AIM:
Transcribe the full listing exactly, and drop every picture.

RECORDS FOR THE TASK:
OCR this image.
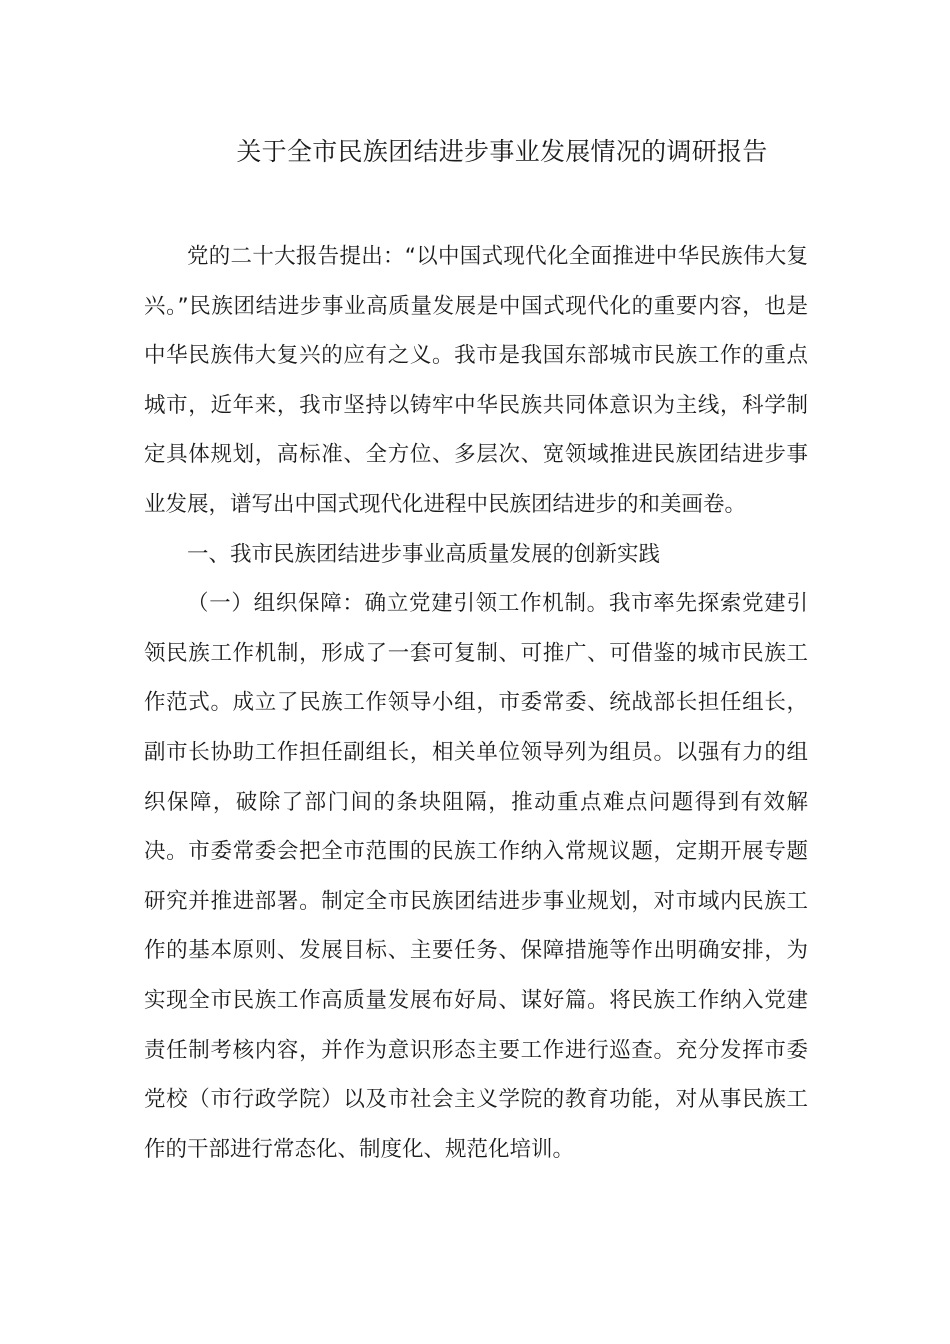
关于全市民族团结进步事业发展情况的调研报告

党的二十大报告提出：“以中国式现代化全面推进中华民族伟大复兴。”民族团结进步事业高质量发展是中国式现代化的重要内容，也是中华民族伟大复兴的应有之义。我市是我国东部城市民族工作的重点城市，近年来，我市坚持以铸牢中华民族共同体意识为主线，科学制定具体规划，高标准、全方位、多层次、宽领域推进民族团结进步事业发展，谱写出中国式现代化进程中民族团结进步的和美画卷。

一、我市民族团结进步事业高质量发展的创新实践

（一）组织保障：确立党建引领工作机制。我市率先探索党建引领民族工作机制，形成了一套可复制、可推广、可借鉴的城市民族工作范式。成立了民族工作领导小组，市委常委、统战部长担任组长，副市长协助工作担任副组长，相关单位领导列为组员。以强有力的组织保障，破除了部门间的条块阻隔，推动重点难点问题得到有效解决。市委常委会把全市范围的民族工作纳入常规议题，定期开展专题研究并推进部署。制定全市民族团结进步事业规划，对市域内民族工作的基本原则、发展目标、主要任务、保障措施等作出明确安排，为实现全市民族工作高质量发展布好局、谋好篇。将民族工作纳入党建责任制考核内容，并作为意识形态主要工作进行巡查。充分发挥市委党校（市行政学院）以及市社会主义学院的教育功能，对从事民族工作的干部进行常态化、制度化、规范化培训。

COMPLETE OUTPUT:
OCR this image.
关于全市民族团结进步事业发展情况的调研报告

党的二十大报告提出：“以中国式现代化全面推进中华民族伟大复兴。”民族团结进步事业高质量发展是中国式现代化的重要内容，也是中华民族伟大复兴的应有之义。我市是我国东部城市民族工作的重点城市，近年来，我市坚持以铸牢中华民族共同体意识为主线，科学制定具体规划，高标准、全方位、多层次、宽领域推进民族团结进步事业发展，谱写出中国式现代化进程中民族团结进步的和美画卷。

一、我市民族团结进步事业高质量发展的创新实践

（一）组织保障：确立党建引领工作机制。我市率先探索党建引领民族工作机制，形成了一套可复制、可推广、可借鉴的城市民族工作范式。成立了民族工作领导小组，市委常委、统战部长担任组长，副市长协助工作担任副组长，相关单位领导列为组员。以强有力的组织保障，破除了部门间的条块阻隔，推动重点难点问题得到有效解决。市委常委会把全市范围的民族工作纳入常规议题，定期开展专题研究并推进部署。制定全市民族团结进步事业规划，对市域内民族工作的基本原则、发展目标、主要任务、保障措施等作出明确安排，为实现全市民族工作高质量发展布好局、谋好篇。将民族工作纳入党建责任制考核内容，并作为意识形态主要工作进行巡查。充分发挥市委党校（市行政学院）以及市社会主义学院的教育功能，对从事民族工作的干部进行常态化、制度化、规范化培训。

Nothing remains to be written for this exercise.